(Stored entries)
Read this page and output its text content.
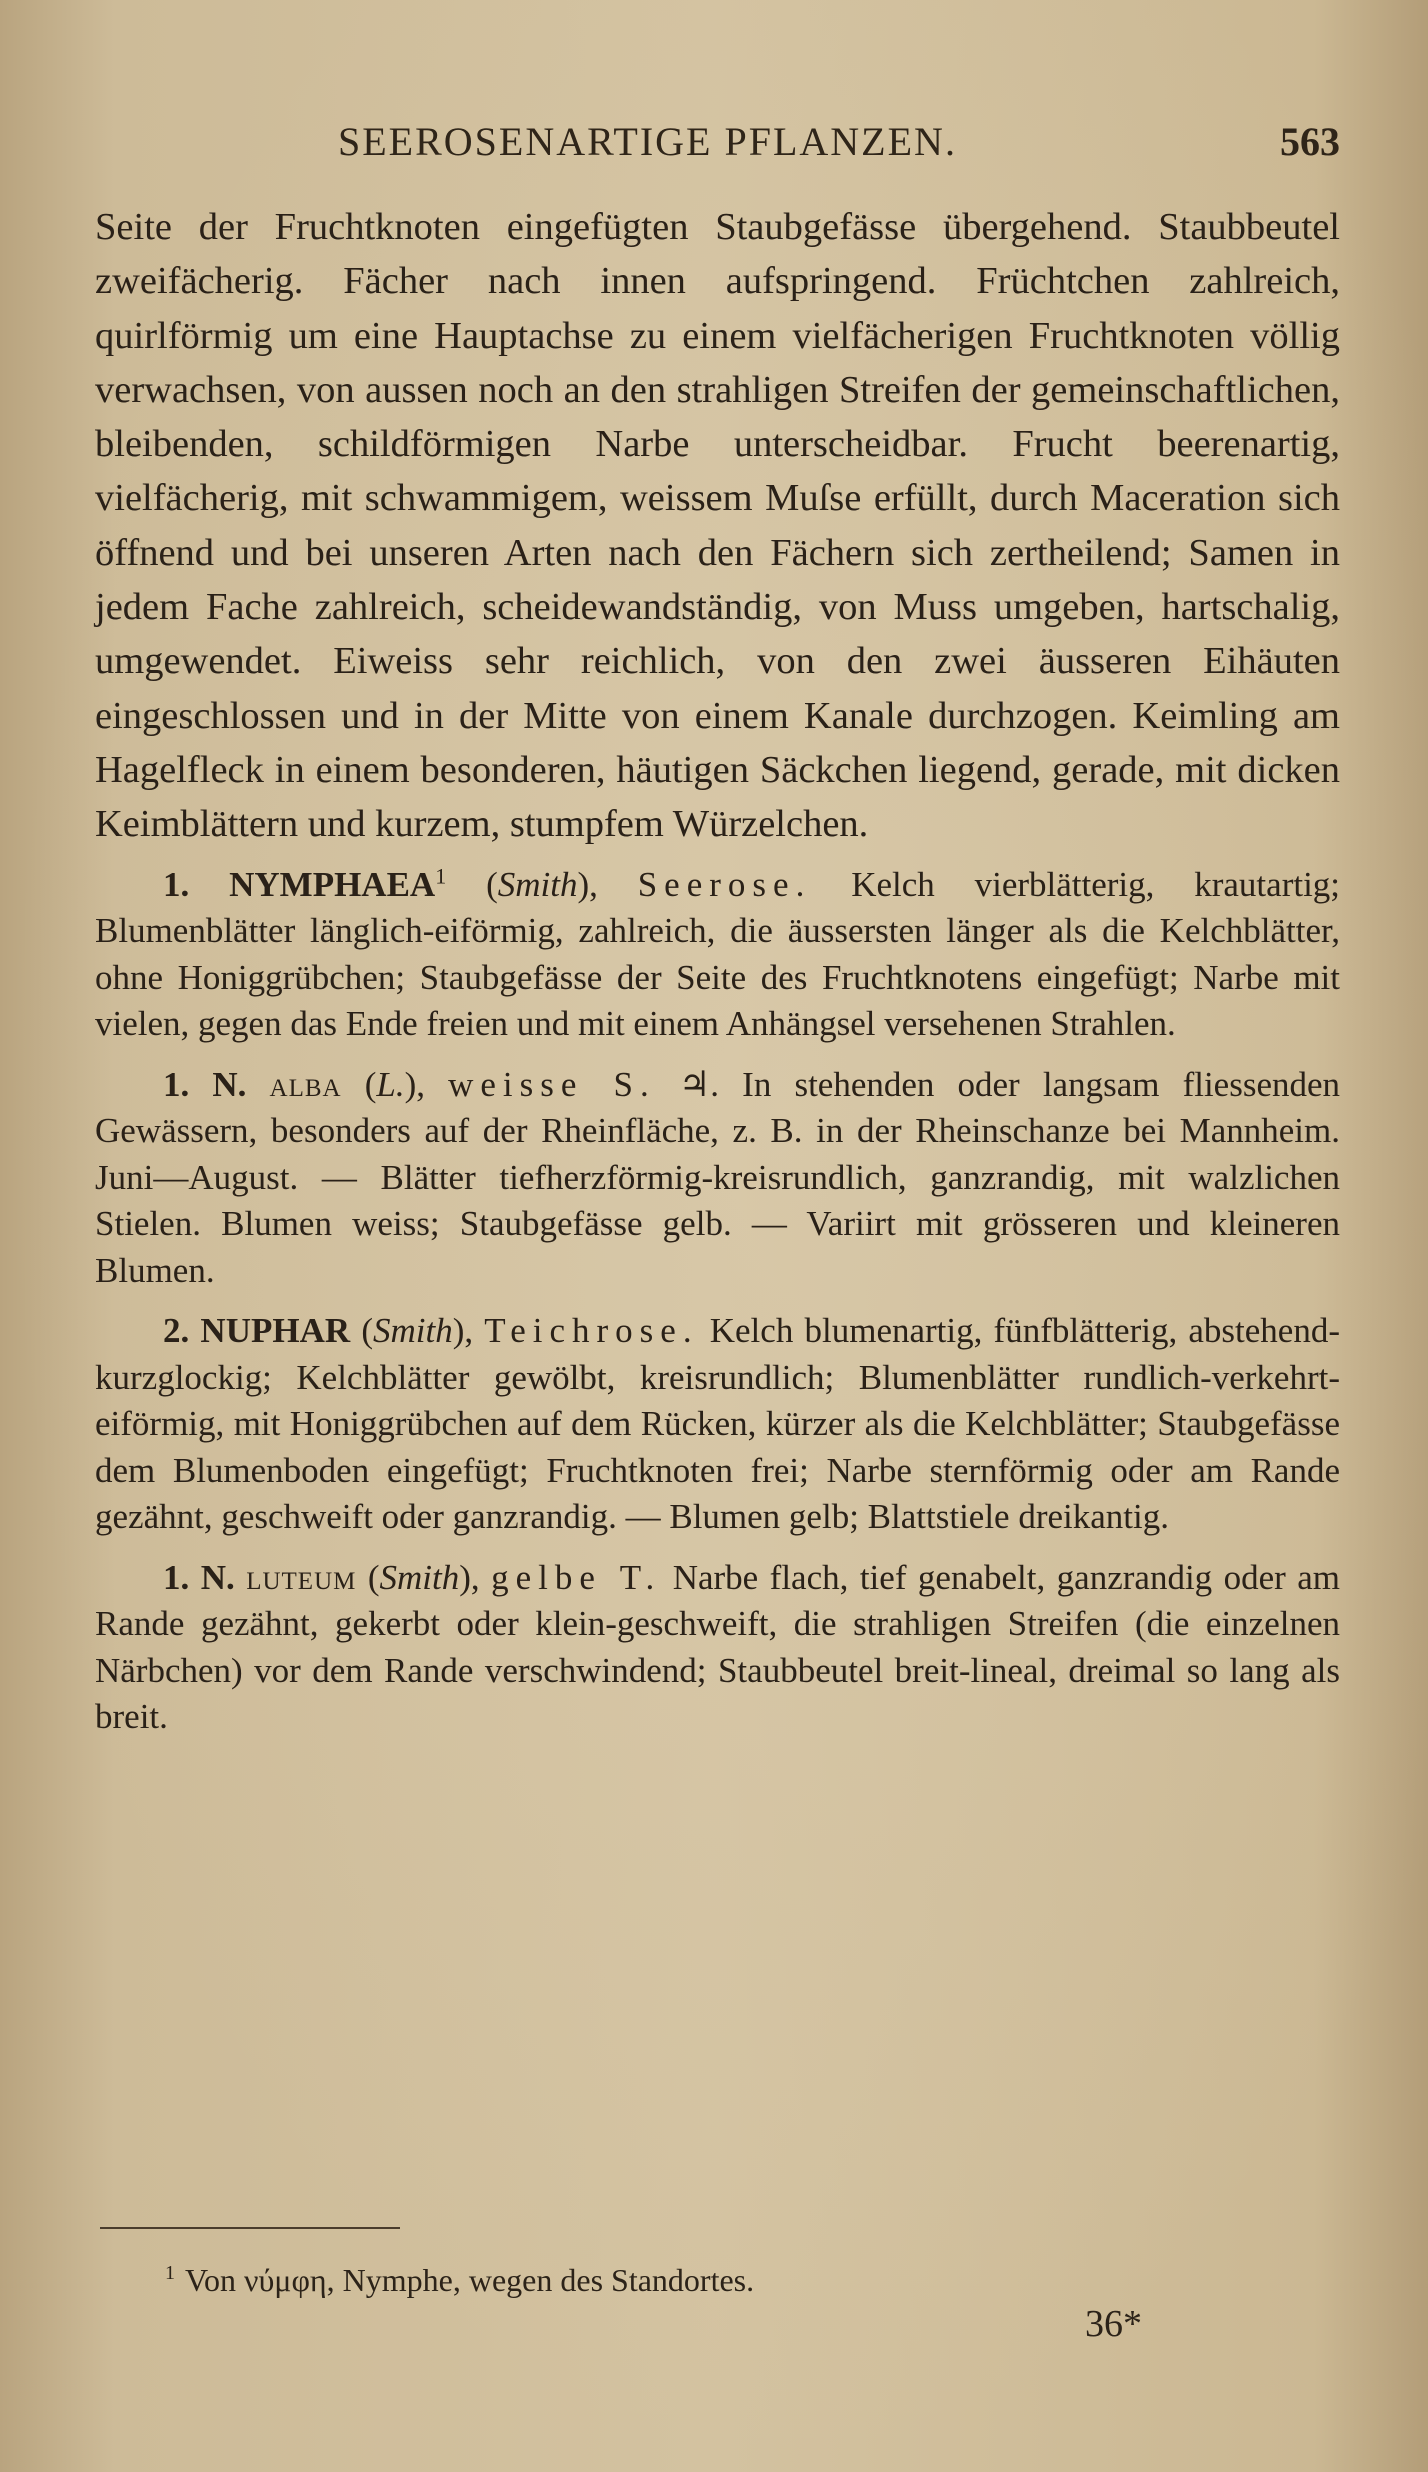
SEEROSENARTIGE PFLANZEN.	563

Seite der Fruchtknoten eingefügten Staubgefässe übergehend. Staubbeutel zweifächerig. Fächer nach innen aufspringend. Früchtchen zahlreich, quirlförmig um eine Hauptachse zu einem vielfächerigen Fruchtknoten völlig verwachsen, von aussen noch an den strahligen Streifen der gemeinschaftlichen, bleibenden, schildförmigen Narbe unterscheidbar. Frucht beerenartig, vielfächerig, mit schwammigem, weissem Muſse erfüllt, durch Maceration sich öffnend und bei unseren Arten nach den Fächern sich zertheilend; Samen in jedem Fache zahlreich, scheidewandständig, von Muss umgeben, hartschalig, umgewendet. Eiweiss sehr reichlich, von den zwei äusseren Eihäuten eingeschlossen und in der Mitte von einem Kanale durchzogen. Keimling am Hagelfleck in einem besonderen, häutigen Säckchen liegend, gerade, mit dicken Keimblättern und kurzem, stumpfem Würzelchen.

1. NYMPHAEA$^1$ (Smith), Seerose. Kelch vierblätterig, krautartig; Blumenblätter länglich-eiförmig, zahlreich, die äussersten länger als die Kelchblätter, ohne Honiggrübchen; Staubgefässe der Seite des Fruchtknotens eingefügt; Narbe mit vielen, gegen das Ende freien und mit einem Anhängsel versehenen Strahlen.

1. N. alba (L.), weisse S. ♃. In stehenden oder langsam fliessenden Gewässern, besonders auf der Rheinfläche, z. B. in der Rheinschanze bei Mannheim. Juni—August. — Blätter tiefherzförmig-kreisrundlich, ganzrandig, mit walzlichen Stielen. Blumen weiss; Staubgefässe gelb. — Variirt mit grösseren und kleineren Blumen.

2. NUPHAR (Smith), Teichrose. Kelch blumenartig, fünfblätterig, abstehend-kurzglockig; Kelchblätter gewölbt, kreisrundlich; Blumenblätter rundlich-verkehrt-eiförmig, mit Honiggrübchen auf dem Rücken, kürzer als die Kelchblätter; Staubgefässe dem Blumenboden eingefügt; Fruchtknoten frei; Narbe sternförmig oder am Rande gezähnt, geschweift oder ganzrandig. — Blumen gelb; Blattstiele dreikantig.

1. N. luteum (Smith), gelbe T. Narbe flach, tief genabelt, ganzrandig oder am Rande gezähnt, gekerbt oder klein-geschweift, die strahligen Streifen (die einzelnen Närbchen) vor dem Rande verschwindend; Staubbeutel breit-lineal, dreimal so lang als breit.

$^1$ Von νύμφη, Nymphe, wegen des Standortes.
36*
---
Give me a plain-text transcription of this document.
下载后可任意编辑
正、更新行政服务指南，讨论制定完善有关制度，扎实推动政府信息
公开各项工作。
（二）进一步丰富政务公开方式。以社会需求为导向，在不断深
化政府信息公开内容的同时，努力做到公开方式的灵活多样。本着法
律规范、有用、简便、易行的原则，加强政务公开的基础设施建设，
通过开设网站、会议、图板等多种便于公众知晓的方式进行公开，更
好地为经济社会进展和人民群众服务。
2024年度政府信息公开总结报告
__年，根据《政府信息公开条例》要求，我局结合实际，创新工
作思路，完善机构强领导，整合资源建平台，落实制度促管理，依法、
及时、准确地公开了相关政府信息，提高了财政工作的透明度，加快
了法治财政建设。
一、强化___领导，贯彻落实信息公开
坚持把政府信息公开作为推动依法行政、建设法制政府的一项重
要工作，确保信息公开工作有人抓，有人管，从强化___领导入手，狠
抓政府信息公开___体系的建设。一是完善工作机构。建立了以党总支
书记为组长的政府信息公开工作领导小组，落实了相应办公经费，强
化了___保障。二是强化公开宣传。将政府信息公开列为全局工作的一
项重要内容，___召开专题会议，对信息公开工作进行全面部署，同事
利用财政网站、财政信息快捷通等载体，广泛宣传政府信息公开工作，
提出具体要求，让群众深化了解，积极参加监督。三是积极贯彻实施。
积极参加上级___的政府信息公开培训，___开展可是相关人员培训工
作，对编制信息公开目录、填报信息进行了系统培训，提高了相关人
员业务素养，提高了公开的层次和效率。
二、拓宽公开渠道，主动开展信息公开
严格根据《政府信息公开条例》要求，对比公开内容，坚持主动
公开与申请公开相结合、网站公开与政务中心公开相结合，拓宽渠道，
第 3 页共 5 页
--
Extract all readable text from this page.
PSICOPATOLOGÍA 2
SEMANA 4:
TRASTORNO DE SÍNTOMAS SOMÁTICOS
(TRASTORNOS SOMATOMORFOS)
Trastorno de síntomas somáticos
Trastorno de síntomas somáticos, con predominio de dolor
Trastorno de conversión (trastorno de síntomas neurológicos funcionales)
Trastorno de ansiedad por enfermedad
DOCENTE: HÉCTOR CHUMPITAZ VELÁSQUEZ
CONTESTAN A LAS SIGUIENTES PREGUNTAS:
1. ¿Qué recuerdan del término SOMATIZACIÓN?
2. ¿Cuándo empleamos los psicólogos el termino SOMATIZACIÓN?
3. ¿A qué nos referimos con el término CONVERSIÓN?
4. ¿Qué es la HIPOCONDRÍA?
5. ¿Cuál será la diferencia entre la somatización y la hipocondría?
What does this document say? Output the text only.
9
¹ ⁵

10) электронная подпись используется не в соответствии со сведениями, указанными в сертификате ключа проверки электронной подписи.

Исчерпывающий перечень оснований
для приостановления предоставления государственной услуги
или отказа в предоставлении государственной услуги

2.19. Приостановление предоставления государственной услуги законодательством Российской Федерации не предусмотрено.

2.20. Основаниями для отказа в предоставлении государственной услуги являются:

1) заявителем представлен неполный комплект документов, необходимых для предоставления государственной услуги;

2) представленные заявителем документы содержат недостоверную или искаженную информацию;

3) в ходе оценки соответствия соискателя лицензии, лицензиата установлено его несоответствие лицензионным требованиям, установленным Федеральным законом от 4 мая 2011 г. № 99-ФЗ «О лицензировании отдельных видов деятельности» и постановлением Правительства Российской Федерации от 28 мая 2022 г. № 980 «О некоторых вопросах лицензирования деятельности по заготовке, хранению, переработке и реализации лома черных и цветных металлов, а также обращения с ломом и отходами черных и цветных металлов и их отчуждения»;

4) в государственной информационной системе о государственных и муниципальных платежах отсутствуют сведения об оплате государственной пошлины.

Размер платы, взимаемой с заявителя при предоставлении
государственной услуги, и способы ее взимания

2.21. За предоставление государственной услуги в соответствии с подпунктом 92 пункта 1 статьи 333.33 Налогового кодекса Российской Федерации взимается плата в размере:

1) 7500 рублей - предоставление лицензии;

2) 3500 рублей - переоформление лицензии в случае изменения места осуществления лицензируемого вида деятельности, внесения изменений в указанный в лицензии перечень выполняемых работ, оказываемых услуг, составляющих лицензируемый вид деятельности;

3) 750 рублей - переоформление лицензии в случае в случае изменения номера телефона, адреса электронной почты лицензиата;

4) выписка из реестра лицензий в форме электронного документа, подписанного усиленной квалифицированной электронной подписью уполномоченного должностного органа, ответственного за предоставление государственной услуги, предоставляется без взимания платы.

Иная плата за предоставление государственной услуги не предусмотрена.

» **GIVEN INSTRUCTION**: Find how many of the lines above have the word "случае" in them. State only that number.

» **WORKED ANSWER**: 2